**DATA PROVIDED**
[Start]
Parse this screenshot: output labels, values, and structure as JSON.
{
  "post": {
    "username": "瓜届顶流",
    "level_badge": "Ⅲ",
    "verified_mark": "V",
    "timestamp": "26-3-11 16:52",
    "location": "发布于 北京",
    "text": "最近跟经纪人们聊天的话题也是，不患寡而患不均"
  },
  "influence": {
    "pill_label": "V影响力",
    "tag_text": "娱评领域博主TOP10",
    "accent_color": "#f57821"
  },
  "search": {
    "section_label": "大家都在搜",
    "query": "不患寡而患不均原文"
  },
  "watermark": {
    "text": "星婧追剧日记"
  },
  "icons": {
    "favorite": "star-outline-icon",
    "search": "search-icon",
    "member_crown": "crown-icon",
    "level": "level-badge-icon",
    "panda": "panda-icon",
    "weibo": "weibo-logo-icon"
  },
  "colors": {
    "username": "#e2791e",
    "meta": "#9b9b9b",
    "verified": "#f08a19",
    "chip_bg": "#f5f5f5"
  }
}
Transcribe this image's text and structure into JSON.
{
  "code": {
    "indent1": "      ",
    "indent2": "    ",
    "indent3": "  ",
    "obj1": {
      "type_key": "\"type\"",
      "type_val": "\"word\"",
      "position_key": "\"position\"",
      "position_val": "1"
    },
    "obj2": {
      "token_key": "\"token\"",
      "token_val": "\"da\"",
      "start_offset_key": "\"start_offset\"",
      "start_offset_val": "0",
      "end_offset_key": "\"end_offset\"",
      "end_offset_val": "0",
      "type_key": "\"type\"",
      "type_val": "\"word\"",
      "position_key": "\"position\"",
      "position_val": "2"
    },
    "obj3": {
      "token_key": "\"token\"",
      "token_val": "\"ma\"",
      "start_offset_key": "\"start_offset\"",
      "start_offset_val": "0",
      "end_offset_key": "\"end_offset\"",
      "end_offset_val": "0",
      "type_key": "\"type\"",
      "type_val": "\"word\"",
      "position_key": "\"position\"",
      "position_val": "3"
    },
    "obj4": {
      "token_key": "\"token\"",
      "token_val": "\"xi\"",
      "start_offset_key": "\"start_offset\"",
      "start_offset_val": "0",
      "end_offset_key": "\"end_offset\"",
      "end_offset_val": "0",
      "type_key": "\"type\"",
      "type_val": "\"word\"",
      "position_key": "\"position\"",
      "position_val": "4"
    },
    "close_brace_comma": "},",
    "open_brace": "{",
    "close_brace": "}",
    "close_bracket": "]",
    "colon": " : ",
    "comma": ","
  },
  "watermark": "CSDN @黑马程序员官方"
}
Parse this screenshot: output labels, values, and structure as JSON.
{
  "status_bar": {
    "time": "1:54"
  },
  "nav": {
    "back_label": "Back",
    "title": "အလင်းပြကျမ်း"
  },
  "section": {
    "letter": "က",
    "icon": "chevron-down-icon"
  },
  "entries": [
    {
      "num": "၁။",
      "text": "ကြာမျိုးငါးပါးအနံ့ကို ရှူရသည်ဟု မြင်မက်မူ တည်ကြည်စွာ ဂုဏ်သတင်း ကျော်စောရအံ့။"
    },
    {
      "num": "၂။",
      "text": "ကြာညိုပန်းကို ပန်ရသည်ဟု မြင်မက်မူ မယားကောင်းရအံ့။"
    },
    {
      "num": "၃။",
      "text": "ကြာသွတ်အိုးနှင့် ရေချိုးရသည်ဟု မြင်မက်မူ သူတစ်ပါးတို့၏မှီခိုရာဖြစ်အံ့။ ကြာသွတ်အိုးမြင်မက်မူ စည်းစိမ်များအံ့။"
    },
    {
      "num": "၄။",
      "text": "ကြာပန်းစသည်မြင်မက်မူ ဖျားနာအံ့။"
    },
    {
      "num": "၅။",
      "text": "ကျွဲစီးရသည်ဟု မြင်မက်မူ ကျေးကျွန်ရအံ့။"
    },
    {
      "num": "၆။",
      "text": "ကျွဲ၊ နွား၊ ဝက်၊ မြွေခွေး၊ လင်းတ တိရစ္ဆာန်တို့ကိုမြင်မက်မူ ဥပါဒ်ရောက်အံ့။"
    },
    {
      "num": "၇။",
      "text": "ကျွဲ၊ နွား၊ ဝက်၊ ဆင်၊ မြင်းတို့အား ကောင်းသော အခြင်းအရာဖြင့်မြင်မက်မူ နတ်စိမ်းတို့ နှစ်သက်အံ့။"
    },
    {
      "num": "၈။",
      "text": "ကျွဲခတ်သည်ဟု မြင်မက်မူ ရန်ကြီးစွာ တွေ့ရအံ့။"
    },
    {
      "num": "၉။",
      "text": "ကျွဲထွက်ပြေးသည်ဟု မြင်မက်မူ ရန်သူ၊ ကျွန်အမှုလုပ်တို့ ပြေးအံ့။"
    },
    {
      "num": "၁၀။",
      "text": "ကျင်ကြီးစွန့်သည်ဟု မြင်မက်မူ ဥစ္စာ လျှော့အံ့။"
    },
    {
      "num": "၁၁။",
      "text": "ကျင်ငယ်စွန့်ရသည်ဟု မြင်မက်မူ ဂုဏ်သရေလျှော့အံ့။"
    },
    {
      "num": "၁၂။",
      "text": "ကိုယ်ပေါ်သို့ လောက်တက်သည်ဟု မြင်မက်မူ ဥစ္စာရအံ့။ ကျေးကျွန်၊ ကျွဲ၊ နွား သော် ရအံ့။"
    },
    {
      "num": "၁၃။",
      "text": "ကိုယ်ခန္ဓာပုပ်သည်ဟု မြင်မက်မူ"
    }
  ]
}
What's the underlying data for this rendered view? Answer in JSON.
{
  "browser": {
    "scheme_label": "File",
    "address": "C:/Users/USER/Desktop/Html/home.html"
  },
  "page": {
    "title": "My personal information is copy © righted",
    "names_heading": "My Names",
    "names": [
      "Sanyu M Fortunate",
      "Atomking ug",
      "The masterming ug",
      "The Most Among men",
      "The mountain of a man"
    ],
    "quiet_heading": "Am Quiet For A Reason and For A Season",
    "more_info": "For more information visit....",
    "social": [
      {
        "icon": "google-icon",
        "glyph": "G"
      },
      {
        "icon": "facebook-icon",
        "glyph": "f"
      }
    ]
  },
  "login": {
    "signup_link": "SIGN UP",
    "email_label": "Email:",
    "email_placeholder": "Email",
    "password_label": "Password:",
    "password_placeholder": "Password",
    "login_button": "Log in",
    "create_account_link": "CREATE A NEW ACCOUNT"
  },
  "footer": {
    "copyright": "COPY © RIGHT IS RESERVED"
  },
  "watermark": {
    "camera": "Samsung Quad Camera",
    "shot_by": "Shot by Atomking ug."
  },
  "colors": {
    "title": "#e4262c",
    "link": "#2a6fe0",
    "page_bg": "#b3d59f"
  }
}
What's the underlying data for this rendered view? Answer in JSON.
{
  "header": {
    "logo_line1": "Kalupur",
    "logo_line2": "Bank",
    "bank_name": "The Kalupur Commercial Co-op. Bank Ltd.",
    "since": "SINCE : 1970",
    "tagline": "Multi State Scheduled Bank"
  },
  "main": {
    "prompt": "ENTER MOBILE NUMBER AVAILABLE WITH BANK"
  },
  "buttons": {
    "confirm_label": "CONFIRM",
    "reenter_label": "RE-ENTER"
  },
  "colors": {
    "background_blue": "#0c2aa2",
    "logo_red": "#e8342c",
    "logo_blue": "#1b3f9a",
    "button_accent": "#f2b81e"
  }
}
[End]
Transcribe the material exactly as it reads.

Parse this screenshot: output labels, values, and structure as JSON.
{
  "post": {
    "username": "瓜届顶流",
    "level_badge": "Ⅲ",
    "verified_mark": "V",
    "timestamp": "26-3-11 16:52",
    "location": "发布于 北京",
    "text": "最近跟经纪人们聊天的话题也是，不患寡而患不均"
  },
  "influence": {
    "pill_label": "V影响力",
    "tag_text": "娱评领域博主TOP10",
    "accent_color": "#f57821"
  },
  "search": {
    "section_label": "大家都在搜",
    "query": "不患寡而患不均原文"
  },
  "watermark": {
    "text": "星婧追剧日记"
  },
  "icons": {
    "favorite": "star-outline-icon",
    "search": "search-icon",
    "member_crown": "crown-icon",
    "level": "level-badge-icon",
    "panda": "panda-icon",
    "weibo": "weibo-logo-icon"
  },
  "colors": {
    "username": "#e2791e",
    "meta": "#9b9b9b",
    "verified": "#f08a19",
    "chip_bg": "#f5f5f5"
  }
}
Transcribe this image's text and structure into JSON.
{
  "code": {
    "indent1": "      ",
    "indent2": "    ",
    "indent3": "  ",
    "obj1": {
      "type_key": "\"type\"",
      "type_val": "\"word\"",
      "position_key": "\"position\"",
      "position_val": "1"
    },
    "obj2": {
      "token_key": "\"token\"",
      "token_val": "\"da\"",
      "start_offset_key": "\"start_offset\"",
      "start_offset_val": "0",
      "end_offset_key": "\"end_offset\"",
      "end_offset_val": "0",
      "type_key": "\"type\"",
      "type_val": "\"word\"",
      "position_key": "\"position\"",
      "position_val": "2"
    },
    "obj3": {
      "token_key": "\"token\"",
      "token_val": "\"ma\"",
      "start_offset_key": "\"start_offset\"",
      "start_offset_val": "0",
      "end_offset_key": "\"end_offset\"",
      "end_offset_val": "0",
      "type_key": "\"type\"",
      "type_val": "\"word\"",
      "position_key": "\"position\"",
      "position_val": "3"
    },
    "obj4": {
      "token_key": "\"token\"",
      "token_val": "\"xi\"",
      "start_offset_key": "\"start_offset\"",
      "start_offset_val": "0",
      "end_offset_key": "\"end_offset\"",
      "end_offset_val": "0",
      "type_key": "\"type\"",
      "type_val": "\"word\"",
      "position_key": "\"position\"",
      "position_val": "4"
    },
    "close_brace_comma": "},",
    "open_brace": "{",
    "close_brace": "}",
    "close_bracket": "]",
    "colon": " : ",
    "comma": ","
  },
  "watermark": "CSDN @黑马程序员官方"
}
Parse this screenshot: output labels, values, and structure as JSON.
{
  "status_bar": {
    "time": "1:54"
  },
  "nav": {
    "back_label": "Back",
    "title": "အလင်းပြကျမ်း"
  },
  "section": {
    "letter": "က",
    "icon": "chevron-down-icon"
  },
  "entries": [
    {
      "num": "၁။",
      "text": "ကြာမျိုးငါးပါးအနံ့ကို ရှူရသည်ဟု မြင်မက်မူ တည်ကြည်စွာ ဂုဏ်သတင်း ကျော်စောရအံ့။"
    },
    {
      "num": "၂။",
      "text": "ကြာညိုပန်းကို ပန်ရသည်ဟု မြင်မက်မူ မယားကောင်းရအံ့။"
    },
    {
      "num": "၃။",
      "text": "ကြာသွတ်အိုးနှင့် ရေချိုးရသည်ဟု မြင်မက်မူ သူတစ်ပါးတို့၏မှီခိုရာဖြစ်အံ့။ ကြာသွတ်အိုးမြင်မက်မူ စည်းစိမ်များအံ့။"
    },
    {
      "num": "၄။",
      "text": "ကြာပန်းစသည်မြင်မက်မူ ဖျားနာအံ့။"
    },
    {
      "num": "၅။",
      "text": "ကျွဲစီးရသည်ဟု မြင်မက်မူ ကျေးကျွန်ရအံ့။"
    },
    {
      "num": "၆။",
      "text": "ကျွဲ၊ နွား၊ ဝက်၊ မြွေခွေး၊ လင်းတ တိရစ္ဆာန်တို့ကိုမြင်မက်မူ ဥပါဒ်ရောက်အံ့။"
    },
    {
      "num": "၇။",
      "text": "ကျွဲ၊ နွား၊ ဝက်၊ ဆင်၊ မြင်းတို့အား ကောင်းသော အခြင်းအရာဖြင့်မြင်မက်မူ နတ်စိမ်းတို့ နှစ်သက်အံ့။"
    },
    {
      "num": "၈။",
      "text": "ကျွဲခတ်သည်ဟု မြင်မက်မူ ရန်ကြီးစွာ တွေ့ရအံ့။"
    },
    {
      "num": "၉။",
      "text": "ကျွဲထွက်ပြေးသည်ဟု မြင်မက်မူ ရန်သူ၊ ကျွန်အမှုလုပ်တို့ ပြေးအံ့။"
    },
    {
      "num": "၁၀။",
      "text": "ကျင်ကြီးစွန့်သည်ဟု မြင်မက်မူ ဥစ္စာ လျှော့အံ့။"
    },
    {
      "num": "၁၁။",
      "text": "ကျင်ငယ်စွန့်ရသည်ဟု မြင်မက်မူ ဂုဏ်သရေလျှော့အံ့။"
    },
    {
      "num": "၁၂။",
      "text": "ကိုယ်ပေါ်သို့ လောက်တက်သည်ဟု မြင်မက်မူ ဥစ္စာရအံ့။ ကျေးကျွန်၊ ကျွဲ၊ နွား သော် ရအံ့။"
    },
    {
      "num": "၁၃။",
      "text": "ကိုယ်ခန္ဓာပုပ်သည်ဟု မြင်မက်မူ"
    }
  ]
}
What's the underlying data for this rendered view? Answer in JSON.
{
  "browser": {
    "scheme_label": "File",
    "address": "C:/Users/USER/Desktop/Html/home.html"
  },
  "page": {
    "title": "My personal information is copy © righted",
    "names_heading": "My Names",
    "names": [
      "Sanyu M Fortunate",
      "Atomking ug",
      "The masterming ug",
      "The Most Among men",
      "The mountain of a man"
    ],
    "quiet_heading": "Am Quiet For A Reason and For A Season",
    "more_info": "For more information visit....",
    "social": [
      {
        "icon": "google-icon",
        "glyph": "G"
      },
      {
        "icon": "facebook-icon",
        "glyph": "f"
      }
    ]
  },
  "login": {
    "signup_link": "SIGN UP",
    "email_label": "Email:",
    "email_placeholder": "Email",
    "password_label": "Password:",
    "password_placeholder": "Password",
    "login_button": "Log in",
    "create_account_link": "CREATE A NEW ACCOUNT"
  },
  "footer": {
    "copyright": "COPY © RIGHT IS RESERVED"
  },
  "watermark": {
    "camera": "Samsung Quad Camera",
    "shot_by": "Shot by Atomking ug."
  },
  "colors": {
    "title": "#e4262c",
    "link": "#2a6fe0",
    "page_bg": "#b3d59f"
  }
}
What's the underlying data for this rendered view? Answer in JSON.
{
  "header": {
    "logo_line1": "Kalupur",
    "logo_line2": "Bank",
    "bank_name": "The Kalupur Commercial Co-op. Bank Ltd.",
    "since": "SINCE : 1970",
    "tagline": "Multi State Scheduled Bank"
  },
  "main": {
    "prompt": "ENTER MOBILE NUMBER AVAILABLE WITH BANK"
  },
  "buttons": {
    "confirm_label": "CONFIRM",
    "reenter_label": "RE-ENTER"
  },
  "colors": {
    "background_blue": "#0c2aa2",
    "logo_red": "#e8342c",
    "logo_blue": "#1b3f9a",
    "button_accent": "#f2b81e"
  }
}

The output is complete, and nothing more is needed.